Exercise aim:
Go over the entries below line by line, copying each one that contains the word "title".
▬▬▬
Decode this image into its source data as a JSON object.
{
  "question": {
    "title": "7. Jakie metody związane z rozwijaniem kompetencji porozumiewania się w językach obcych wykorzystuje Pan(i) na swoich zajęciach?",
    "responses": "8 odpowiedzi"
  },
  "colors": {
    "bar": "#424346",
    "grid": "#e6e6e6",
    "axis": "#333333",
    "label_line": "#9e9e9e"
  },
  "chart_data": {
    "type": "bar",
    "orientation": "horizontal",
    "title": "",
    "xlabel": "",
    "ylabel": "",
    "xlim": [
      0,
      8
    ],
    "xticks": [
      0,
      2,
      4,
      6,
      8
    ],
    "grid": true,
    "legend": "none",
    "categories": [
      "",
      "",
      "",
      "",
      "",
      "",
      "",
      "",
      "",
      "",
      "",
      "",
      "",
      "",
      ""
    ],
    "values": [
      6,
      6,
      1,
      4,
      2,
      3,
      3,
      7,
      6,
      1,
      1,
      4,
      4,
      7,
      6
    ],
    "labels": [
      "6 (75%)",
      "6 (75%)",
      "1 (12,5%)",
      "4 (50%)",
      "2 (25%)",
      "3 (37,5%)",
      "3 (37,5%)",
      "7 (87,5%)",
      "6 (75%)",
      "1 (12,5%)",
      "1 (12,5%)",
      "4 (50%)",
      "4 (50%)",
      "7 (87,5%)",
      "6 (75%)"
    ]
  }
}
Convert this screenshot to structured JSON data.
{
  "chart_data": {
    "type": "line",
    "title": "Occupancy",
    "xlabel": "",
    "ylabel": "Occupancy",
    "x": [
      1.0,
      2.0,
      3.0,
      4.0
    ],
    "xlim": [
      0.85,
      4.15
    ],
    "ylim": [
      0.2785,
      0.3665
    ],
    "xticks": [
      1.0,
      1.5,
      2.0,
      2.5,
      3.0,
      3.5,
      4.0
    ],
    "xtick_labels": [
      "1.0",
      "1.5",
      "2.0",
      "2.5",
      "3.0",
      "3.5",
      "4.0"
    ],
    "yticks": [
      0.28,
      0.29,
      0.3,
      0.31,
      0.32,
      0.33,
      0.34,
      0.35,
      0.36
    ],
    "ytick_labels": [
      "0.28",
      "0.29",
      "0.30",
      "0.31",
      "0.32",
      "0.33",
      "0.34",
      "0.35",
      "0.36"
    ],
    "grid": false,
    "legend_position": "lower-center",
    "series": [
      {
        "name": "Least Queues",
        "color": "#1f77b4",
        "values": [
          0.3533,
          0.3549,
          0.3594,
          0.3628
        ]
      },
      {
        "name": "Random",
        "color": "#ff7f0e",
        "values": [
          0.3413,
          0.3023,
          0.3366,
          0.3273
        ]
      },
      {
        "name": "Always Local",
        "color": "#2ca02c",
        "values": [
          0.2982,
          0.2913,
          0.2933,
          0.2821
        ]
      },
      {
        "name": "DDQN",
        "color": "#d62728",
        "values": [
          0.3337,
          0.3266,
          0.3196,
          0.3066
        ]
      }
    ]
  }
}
▬▬▬
Answer to this problem:
    "title": "7. Jakie metody związane z rozwijaniem kompetencji porozumiewania się w językach obcych wykorzystuje Pan(i) na swoich zajęciach?",
    "title": "",
    "title": "Occupancy",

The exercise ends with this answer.